PROBLEM STATEMENT =
Copy out each line featuring the string "Jobs" from the entries beneath.

Items from a dataset

^^^^^^^^

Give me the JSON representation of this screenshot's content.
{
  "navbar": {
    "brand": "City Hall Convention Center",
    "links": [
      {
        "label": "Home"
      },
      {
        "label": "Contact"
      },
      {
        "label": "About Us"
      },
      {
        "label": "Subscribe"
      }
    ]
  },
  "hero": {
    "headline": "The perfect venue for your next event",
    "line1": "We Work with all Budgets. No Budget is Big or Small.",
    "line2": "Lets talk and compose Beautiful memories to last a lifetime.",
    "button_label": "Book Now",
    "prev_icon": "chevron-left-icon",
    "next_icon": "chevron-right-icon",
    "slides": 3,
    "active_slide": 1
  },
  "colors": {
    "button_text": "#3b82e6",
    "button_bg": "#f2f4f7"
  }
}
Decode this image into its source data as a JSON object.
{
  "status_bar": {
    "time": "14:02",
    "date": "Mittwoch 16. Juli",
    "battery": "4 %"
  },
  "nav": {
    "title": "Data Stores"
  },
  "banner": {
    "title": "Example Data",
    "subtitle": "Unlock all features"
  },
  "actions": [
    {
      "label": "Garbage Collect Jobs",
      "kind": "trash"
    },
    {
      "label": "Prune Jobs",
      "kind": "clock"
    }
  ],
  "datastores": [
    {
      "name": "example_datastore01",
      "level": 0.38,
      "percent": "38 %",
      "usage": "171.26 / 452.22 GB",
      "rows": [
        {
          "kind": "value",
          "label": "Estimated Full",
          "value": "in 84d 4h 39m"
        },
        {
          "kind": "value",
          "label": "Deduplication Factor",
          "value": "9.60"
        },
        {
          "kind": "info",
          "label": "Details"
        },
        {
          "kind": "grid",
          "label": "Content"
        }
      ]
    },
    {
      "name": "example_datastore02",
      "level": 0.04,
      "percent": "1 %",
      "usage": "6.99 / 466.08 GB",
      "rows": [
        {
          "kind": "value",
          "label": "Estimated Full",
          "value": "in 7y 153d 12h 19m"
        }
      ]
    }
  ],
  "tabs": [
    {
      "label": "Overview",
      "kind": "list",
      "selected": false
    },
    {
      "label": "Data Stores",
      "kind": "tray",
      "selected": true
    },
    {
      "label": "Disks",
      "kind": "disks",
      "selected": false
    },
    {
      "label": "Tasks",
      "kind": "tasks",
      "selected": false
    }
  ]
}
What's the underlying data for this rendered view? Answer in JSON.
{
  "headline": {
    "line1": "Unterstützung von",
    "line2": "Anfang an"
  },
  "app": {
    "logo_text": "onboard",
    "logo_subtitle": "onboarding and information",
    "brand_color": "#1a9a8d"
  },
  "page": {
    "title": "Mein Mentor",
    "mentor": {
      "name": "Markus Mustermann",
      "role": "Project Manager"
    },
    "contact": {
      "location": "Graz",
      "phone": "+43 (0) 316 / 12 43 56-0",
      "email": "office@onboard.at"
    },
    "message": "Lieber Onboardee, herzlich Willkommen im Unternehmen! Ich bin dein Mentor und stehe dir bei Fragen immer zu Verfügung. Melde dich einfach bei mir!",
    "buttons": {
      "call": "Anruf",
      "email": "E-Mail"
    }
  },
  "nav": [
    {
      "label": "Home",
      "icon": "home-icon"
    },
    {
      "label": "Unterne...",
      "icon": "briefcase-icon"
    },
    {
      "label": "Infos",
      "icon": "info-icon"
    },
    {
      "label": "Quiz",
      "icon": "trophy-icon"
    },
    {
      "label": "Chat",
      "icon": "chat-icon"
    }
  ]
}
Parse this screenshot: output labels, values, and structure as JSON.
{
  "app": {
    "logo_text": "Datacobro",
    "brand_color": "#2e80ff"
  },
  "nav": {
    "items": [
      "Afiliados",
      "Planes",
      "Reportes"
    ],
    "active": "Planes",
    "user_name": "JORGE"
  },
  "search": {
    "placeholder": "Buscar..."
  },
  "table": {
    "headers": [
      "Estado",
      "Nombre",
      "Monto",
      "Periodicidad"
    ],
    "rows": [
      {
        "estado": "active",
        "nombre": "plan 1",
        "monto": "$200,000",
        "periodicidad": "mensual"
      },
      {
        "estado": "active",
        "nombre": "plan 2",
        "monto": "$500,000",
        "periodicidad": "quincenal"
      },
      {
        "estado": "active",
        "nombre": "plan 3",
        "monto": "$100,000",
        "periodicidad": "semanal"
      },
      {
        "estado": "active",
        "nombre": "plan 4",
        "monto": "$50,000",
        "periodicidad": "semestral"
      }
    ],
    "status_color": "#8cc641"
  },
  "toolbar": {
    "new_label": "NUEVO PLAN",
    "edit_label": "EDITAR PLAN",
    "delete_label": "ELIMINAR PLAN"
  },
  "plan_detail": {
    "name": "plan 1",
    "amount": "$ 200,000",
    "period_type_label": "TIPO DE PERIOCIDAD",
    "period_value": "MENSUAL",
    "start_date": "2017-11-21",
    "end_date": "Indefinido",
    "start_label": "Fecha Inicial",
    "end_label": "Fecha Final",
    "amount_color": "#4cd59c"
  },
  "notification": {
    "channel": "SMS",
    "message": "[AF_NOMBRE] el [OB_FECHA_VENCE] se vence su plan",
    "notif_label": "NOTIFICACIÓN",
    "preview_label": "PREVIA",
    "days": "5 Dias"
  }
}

^^^^^^^^

THE ANSWER =
      "label": "Garbage Collect Jobs",
      "label": "Prune Jobs",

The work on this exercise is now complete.